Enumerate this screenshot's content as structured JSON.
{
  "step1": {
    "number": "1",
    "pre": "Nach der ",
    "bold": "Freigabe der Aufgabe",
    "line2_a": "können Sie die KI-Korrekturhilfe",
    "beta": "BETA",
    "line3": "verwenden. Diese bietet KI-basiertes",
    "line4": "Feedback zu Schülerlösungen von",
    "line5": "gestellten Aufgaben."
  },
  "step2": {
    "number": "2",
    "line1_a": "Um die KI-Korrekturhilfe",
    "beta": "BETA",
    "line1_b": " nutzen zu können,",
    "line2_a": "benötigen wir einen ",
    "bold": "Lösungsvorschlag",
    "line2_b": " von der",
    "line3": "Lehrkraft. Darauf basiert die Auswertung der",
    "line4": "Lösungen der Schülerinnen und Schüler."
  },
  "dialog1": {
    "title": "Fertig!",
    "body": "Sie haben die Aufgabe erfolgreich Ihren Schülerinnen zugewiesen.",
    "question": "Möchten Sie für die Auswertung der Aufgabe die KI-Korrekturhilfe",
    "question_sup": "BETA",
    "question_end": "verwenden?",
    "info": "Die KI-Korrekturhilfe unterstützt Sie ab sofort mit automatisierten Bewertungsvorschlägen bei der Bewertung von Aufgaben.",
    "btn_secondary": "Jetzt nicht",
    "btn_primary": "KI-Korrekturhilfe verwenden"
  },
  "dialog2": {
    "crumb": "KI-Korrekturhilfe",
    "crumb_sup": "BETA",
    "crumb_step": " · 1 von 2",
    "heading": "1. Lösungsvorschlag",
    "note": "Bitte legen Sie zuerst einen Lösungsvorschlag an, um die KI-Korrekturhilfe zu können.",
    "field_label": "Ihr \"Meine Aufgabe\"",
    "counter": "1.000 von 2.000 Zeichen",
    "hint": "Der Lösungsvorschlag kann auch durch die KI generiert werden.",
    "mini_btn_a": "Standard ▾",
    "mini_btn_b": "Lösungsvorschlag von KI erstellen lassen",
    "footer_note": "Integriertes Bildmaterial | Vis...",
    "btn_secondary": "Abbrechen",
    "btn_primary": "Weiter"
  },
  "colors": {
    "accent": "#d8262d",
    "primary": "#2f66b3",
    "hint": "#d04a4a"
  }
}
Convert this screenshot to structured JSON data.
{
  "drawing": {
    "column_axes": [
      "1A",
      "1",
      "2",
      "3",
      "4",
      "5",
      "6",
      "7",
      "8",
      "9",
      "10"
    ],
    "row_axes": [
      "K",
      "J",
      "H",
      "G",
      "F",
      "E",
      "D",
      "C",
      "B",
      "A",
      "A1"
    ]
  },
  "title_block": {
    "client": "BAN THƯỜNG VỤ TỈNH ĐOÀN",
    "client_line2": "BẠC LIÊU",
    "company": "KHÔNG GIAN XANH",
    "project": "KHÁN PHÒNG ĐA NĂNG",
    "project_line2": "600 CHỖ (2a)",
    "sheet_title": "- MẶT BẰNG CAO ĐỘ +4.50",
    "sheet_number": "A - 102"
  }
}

● ● ● ●

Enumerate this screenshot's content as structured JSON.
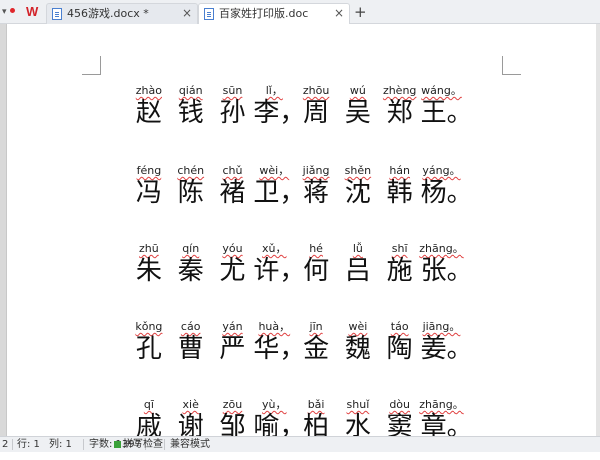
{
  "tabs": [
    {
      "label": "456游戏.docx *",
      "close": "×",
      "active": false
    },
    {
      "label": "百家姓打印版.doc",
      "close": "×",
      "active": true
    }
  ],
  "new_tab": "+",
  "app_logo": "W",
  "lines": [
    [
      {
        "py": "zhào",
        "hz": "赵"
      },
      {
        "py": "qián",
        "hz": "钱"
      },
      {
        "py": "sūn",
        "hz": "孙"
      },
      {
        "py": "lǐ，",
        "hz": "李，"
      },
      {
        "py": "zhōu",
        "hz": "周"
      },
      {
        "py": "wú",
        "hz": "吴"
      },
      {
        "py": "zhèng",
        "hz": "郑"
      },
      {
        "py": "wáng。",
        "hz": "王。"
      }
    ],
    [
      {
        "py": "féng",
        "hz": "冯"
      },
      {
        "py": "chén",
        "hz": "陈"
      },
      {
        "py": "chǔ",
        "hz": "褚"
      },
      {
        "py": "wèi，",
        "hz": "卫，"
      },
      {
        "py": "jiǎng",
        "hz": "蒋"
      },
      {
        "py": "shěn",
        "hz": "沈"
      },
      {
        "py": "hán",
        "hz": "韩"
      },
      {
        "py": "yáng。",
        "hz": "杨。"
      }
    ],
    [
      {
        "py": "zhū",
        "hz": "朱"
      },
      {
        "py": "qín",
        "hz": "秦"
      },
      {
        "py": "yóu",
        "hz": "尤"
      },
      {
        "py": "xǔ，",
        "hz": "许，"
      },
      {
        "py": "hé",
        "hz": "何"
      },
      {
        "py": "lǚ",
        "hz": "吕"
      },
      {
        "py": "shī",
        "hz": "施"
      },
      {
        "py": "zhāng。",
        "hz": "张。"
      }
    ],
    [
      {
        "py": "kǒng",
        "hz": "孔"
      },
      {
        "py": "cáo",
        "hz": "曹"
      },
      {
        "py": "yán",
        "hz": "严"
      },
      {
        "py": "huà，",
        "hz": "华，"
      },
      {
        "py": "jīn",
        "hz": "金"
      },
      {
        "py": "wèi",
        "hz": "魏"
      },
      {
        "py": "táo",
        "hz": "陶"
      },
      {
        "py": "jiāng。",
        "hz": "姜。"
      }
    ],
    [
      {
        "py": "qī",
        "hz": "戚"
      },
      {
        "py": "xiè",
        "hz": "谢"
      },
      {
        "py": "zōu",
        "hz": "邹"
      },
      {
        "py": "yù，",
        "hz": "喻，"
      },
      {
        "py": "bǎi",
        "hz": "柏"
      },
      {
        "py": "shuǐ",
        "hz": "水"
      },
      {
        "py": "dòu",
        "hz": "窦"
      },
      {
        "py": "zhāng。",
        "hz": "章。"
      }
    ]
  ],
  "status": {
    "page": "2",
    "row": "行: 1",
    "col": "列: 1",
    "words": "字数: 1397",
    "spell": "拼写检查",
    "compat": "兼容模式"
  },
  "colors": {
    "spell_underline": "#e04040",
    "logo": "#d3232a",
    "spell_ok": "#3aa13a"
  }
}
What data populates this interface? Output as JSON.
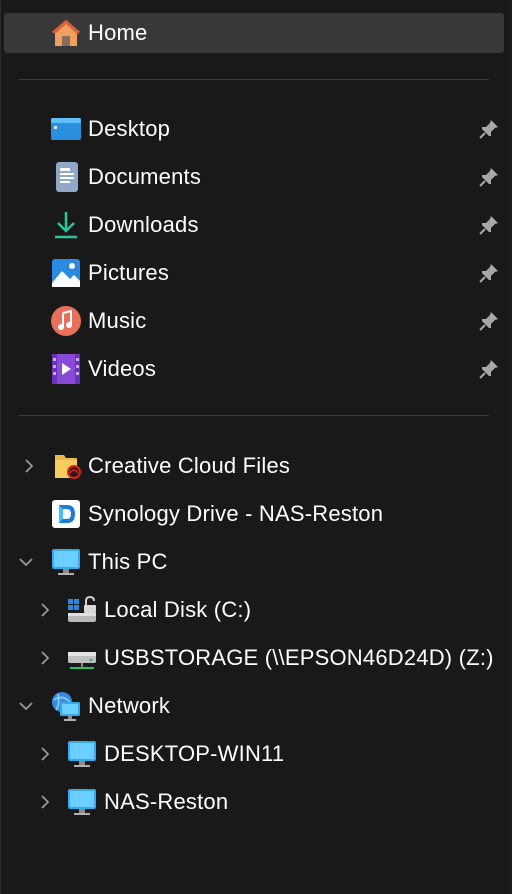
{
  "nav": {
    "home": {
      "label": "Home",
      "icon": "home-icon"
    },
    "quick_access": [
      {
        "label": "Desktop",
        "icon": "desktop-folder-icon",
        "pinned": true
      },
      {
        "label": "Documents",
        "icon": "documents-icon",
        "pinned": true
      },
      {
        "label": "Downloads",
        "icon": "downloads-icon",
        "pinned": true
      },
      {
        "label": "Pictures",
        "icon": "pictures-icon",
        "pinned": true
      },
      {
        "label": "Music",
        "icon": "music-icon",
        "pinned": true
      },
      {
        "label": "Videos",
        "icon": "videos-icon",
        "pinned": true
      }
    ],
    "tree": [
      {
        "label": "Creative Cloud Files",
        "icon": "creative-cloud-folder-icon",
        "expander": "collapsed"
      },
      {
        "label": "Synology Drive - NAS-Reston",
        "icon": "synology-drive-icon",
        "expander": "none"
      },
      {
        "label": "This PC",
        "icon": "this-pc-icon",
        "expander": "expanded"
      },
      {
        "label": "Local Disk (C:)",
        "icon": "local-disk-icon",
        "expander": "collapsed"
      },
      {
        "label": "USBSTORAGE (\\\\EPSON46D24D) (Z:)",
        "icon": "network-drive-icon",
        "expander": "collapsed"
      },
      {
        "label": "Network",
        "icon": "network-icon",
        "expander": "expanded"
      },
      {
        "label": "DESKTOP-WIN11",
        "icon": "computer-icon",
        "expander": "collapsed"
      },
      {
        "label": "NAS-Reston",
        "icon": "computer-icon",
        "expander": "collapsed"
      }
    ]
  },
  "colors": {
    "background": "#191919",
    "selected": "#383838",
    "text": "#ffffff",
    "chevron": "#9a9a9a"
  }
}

● ● ● ●

§ **Directions**: Where a line in the entries holds the word "bold", copy that line.

§ **Answer to the exercise**:
    "bold": "Freigabe der Aufgabe",
    "bold": "Lösungsvorschlag",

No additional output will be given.